[Part of a data file]

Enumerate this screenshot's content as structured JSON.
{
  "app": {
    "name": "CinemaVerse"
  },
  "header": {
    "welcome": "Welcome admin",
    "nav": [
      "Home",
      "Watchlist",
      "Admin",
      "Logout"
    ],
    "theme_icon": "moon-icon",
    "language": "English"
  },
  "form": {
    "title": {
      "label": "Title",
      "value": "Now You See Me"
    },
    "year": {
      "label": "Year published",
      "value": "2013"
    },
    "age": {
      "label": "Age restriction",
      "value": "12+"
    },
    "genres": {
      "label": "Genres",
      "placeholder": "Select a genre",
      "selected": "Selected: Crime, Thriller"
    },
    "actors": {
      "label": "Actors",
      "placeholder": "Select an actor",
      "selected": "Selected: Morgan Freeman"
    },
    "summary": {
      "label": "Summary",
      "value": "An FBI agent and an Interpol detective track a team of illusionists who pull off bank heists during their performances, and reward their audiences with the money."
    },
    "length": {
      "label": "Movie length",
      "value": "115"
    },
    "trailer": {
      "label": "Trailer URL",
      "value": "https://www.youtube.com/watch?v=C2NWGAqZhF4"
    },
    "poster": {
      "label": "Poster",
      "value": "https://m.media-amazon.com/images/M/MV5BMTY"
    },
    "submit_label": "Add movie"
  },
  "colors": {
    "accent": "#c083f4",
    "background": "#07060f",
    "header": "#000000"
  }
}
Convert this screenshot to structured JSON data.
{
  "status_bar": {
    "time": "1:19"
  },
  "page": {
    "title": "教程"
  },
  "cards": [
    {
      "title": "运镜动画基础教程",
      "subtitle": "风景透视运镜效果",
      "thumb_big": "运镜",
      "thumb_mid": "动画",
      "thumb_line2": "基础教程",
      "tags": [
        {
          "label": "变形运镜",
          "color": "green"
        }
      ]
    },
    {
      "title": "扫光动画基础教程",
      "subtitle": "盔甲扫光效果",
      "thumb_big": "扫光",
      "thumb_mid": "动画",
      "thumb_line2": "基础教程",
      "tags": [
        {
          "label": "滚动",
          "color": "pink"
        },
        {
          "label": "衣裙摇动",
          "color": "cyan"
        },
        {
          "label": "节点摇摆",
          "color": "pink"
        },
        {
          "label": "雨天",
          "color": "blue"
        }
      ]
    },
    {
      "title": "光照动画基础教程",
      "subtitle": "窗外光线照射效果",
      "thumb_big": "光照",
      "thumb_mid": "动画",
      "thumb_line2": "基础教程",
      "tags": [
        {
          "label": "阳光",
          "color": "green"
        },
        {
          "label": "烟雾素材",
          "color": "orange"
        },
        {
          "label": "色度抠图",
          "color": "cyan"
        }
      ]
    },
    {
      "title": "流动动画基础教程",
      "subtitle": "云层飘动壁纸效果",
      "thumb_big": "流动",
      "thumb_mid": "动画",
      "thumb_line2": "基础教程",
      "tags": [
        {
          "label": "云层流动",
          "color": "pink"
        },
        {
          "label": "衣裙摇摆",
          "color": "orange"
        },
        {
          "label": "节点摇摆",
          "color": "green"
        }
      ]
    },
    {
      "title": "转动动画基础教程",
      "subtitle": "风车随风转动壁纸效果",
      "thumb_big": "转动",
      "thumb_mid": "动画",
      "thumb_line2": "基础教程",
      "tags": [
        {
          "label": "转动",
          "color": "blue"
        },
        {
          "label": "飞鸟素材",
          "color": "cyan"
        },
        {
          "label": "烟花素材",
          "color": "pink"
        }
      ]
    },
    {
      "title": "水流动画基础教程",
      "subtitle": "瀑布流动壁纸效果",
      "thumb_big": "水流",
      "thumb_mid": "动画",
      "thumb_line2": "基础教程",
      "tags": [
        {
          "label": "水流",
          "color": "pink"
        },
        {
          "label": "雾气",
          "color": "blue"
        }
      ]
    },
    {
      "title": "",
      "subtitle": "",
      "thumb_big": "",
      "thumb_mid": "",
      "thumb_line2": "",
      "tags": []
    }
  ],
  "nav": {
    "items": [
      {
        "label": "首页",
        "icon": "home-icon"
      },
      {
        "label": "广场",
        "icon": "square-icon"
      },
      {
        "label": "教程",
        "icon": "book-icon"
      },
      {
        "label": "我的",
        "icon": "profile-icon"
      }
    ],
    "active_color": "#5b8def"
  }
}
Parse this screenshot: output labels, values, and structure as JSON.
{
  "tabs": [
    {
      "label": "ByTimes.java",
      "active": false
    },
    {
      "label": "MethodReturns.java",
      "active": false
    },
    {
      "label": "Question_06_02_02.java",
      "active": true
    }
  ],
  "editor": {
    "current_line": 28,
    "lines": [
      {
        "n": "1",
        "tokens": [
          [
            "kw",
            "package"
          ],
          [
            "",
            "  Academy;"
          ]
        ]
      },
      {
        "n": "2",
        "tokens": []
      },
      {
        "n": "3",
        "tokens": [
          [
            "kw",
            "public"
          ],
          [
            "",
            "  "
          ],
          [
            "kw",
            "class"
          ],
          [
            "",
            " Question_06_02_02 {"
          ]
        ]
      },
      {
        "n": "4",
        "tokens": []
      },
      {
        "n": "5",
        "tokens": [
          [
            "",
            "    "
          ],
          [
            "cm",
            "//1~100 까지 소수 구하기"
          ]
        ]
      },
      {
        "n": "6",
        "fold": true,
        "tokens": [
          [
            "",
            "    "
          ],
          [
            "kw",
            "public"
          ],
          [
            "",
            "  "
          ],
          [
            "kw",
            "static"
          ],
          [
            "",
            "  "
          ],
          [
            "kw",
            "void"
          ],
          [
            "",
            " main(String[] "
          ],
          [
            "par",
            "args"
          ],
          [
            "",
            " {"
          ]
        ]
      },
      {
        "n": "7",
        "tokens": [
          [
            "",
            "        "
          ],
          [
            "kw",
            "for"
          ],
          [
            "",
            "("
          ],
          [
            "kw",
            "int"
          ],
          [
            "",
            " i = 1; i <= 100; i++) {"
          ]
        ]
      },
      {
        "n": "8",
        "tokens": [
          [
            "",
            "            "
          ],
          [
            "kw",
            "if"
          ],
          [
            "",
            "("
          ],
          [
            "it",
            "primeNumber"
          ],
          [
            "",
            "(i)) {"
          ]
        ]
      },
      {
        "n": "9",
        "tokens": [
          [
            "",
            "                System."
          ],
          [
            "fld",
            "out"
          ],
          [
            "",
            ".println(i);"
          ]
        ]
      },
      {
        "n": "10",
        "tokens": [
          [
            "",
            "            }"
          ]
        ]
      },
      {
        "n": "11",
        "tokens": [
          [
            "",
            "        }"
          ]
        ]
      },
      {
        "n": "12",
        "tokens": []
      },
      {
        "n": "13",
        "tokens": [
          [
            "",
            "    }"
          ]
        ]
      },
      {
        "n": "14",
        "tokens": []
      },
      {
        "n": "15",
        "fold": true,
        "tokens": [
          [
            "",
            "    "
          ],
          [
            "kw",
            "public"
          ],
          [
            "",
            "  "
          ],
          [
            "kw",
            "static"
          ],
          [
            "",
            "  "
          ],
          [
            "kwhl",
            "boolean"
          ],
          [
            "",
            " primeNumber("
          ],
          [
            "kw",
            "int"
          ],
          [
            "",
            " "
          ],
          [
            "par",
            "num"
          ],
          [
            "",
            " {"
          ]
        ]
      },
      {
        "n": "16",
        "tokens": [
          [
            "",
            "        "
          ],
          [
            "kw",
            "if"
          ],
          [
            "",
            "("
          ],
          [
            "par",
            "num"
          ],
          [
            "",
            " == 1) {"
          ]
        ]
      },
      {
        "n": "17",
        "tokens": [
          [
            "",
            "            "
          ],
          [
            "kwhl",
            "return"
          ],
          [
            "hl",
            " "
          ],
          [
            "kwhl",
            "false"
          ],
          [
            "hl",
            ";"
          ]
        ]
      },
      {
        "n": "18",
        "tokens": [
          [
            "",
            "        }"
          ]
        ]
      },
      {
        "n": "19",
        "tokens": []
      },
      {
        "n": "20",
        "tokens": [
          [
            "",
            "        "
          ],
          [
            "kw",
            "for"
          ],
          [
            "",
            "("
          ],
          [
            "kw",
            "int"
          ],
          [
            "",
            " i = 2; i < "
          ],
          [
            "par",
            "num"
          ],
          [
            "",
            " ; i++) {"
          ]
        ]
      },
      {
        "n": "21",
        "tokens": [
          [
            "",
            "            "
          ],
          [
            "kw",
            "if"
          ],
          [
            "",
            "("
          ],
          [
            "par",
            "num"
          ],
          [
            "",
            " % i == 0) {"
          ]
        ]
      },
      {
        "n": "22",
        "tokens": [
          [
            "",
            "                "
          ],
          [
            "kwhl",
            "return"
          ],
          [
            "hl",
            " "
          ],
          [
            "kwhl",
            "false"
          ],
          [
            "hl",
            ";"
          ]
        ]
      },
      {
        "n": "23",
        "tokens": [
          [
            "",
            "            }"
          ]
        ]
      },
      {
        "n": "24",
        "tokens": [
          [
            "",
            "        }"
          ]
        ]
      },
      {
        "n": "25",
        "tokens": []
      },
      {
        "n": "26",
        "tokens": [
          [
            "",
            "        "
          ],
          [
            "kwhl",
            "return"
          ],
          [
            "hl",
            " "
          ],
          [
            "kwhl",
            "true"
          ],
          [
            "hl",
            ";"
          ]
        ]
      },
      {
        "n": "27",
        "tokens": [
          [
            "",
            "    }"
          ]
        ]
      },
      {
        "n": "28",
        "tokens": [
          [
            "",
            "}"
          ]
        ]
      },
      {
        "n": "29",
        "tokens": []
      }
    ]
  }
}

== TASK ==
Extract all lines from the material above that include the word "JSON".

== TASK RESPONSE ==
Enumerate this screenshot's content as structured JSON.
Convert this screenshot to structured JSON data.
Parse this screenshot: output labels, values, and structure as JSON.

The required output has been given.